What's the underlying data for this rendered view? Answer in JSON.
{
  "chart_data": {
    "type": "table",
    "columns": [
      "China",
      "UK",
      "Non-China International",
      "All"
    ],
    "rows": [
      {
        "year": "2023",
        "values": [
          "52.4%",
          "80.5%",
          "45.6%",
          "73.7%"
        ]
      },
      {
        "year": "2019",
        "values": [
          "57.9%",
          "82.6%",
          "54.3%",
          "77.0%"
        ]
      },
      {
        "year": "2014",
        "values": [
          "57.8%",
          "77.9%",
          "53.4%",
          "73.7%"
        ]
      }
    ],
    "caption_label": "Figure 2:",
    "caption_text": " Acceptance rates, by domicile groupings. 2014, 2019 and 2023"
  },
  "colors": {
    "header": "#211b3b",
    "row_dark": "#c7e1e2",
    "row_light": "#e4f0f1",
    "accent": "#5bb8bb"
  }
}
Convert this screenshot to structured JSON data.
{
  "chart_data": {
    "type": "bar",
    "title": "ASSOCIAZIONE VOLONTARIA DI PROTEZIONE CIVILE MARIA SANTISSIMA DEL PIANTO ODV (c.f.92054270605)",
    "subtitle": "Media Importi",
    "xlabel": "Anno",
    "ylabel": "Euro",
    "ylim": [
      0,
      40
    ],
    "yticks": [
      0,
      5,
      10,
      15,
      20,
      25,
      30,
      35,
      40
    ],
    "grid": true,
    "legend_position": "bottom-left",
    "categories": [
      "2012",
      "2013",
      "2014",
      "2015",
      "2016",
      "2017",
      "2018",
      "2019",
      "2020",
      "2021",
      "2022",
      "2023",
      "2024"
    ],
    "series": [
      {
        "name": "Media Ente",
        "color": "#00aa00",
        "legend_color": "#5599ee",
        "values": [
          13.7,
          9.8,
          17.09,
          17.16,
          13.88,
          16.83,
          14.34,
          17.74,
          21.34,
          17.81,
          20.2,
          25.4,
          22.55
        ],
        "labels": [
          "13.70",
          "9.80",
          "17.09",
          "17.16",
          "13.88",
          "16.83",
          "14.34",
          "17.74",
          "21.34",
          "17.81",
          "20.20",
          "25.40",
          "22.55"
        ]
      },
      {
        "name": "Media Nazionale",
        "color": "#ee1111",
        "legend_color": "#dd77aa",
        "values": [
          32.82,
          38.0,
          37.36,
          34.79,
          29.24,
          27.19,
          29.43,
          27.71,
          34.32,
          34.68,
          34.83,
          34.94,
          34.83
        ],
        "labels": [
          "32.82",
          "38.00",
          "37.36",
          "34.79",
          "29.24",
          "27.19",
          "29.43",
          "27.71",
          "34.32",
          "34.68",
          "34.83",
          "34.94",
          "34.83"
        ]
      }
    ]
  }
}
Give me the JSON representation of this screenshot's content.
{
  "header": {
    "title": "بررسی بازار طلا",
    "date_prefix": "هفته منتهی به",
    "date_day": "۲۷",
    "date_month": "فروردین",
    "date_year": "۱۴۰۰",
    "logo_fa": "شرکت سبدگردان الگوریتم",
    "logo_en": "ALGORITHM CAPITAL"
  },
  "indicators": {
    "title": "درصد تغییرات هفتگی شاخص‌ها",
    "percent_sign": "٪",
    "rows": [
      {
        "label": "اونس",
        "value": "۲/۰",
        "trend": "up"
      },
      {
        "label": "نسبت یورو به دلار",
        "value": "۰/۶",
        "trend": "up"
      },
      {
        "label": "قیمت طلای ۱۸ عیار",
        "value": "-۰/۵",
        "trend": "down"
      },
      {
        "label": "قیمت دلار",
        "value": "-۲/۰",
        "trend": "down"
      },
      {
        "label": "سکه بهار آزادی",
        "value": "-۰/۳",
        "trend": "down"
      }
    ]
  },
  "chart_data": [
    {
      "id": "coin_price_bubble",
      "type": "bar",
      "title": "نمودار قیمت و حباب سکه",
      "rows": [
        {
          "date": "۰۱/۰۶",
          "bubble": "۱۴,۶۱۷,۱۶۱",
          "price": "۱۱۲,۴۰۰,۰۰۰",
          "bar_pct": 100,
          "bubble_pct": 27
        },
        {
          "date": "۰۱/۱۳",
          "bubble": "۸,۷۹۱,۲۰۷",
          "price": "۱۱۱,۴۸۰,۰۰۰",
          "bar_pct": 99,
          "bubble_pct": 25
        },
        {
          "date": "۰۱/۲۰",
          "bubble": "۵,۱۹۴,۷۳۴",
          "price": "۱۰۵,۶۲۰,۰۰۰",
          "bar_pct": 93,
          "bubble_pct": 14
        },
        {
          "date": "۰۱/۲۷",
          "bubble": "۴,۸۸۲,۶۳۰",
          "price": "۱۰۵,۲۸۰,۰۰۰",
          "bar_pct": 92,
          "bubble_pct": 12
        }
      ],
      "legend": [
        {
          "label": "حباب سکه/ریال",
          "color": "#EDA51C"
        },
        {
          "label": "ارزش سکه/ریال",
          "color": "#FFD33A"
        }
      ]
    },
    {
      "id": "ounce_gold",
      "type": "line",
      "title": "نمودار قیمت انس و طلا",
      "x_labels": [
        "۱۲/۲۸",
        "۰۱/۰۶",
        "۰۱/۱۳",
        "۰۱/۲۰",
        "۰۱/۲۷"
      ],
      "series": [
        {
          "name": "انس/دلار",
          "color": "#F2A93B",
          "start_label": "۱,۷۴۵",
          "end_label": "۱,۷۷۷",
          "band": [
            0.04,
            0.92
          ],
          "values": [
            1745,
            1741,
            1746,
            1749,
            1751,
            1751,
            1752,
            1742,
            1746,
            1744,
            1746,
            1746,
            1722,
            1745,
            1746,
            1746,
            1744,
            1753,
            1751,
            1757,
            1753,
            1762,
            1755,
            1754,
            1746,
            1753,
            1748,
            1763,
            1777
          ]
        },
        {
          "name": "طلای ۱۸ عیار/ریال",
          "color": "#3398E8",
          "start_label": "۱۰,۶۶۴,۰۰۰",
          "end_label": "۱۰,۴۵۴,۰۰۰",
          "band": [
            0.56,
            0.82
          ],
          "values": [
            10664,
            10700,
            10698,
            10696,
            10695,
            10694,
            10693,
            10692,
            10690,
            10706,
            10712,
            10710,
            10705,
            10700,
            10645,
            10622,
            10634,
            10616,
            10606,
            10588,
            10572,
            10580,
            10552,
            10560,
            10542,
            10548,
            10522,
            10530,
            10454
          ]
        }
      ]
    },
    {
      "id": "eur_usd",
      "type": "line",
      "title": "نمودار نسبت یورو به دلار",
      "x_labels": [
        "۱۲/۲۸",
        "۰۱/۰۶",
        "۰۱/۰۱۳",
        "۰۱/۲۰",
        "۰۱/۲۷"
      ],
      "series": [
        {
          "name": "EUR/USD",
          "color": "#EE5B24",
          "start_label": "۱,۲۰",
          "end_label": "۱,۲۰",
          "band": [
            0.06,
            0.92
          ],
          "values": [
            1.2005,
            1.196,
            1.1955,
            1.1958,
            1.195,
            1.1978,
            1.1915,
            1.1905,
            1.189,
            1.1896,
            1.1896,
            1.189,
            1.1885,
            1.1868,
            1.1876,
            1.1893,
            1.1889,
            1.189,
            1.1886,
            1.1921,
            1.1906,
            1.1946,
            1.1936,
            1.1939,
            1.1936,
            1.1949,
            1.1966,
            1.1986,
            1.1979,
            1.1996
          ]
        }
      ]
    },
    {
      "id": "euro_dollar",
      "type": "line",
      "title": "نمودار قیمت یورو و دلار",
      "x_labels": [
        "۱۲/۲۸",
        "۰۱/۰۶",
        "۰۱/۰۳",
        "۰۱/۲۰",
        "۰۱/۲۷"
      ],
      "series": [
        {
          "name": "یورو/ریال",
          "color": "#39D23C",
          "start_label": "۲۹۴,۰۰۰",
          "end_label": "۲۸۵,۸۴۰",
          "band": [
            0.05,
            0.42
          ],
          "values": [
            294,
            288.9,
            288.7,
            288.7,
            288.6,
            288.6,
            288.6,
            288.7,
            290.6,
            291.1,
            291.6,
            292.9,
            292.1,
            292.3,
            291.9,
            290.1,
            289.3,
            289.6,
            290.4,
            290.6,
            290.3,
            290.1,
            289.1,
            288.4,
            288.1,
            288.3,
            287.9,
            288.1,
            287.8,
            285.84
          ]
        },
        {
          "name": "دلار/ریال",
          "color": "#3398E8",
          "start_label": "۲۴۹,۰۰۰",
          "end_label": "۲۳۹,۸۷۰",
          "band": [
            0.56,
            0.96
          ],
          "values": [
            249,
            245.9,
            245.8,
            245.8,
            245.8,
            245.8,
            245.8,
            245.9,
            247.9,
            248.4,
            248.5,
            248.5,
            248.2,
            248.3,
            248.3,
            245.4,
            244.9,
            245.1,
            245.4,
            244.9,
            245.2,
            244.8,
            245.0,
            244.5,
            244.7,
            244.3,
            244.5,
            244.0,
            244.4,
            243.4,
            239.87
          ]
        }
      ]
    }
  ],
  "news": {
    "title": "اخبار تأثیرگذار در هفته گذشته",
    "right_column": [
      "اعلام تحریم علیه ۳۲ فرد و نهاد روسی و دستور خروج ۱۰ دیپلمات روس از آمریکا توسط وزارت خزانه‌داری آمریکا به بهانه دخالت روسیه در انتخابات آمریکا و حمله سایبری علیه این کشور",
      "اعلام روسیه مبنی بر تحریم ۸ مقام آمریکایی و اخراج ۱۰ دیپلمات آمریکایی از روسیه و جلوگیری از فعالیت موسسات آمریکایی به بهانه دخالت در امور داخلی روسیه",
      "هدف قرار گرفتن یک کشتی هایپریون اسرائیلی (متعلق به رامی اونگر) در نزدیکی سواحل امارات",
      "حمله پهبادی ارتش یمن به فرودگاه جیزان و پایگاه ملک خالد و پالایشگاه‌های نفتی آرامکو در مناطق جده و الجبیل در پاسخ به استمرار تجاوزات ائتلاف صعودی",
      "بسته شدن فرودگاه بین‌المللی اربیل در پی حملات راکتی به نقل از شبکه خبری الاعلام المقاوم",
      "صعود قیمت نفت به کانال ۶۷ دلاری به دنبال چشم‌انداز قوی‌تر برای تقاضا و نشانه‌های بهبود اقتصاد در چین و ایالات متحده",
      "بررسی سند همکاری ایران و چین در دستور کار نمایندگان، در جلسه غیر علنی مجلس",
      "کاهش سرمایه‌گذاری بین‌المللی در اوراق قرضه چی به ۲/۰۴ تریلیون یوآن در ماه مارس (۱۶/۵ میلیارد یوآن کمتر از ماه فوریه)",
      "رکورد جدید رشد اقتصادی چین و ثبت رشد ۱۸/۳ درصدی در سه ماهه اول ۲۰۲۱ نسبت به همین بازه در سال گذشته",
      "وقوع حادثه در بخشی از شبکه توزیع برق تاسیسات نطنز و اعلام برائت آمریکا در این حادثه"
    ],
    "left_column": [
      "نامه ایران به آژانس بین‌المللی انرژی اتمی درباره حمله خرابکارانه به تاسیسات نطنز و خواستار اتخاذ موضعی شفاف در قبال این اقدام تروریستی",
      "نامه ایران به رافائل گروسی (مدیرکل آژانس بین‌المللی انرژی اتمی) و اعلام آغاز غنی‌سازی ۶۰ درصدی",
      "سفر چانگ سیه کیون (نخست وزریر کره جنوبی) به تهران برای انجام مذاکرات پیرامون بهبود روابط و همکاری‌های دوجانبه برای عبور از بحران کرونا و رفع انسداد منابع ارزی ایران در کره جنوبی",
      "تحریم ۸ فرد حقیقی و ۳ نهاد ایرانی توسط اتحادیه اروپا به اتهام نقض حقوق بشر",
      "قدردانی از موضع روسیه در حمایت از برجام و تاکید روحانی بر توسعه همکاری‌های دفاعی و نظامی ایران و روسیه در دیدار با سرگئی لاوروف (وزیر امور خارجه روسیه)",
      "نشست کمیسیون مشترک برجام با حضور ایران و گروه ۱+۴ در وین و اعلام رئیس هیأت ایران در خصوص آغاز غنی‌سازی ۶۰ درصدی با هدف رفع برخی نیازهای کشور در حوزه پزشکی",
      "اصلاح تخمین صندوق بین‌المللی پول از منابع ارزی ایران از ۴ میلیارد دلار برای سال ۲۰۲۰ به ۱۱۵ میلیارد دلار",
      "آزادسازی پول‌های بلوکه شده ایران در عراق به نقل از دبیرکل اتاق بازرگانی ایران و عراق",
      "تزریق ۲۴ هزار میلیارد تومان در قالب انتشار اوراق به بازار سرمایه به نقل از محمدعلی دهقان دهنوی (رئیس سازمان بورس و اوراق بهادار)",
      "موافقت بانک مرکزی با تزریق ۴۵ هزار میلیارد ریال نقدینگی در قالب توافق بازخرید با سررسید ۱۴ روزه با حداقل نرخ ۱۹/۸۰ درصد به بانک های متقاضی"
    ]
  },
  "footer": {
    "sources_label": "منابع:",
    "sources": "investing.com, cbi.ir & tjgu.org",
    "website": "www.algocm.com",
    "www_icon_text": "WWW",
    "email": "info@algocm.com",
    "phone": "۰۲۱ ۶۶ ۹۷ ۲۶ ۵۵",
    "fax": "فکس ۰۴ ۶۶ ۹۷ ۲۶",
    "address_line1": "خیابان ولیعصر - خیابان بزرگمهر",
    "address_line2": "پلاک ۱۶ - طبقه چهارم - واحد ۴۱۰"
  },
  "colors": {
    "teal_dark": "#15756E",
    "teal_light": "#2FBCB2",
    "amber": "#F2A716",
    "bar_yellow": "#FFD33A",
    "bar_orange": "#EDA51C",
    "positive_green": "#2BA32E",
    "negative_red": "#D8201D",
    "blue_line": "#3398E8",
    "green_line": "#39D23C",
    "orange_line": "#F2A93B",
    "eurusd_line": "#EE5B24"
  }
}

==========

→ Work to be completed
Go through the material above and count the lines that contain "کشور"; give that number alone.

→ Answer to this problem
2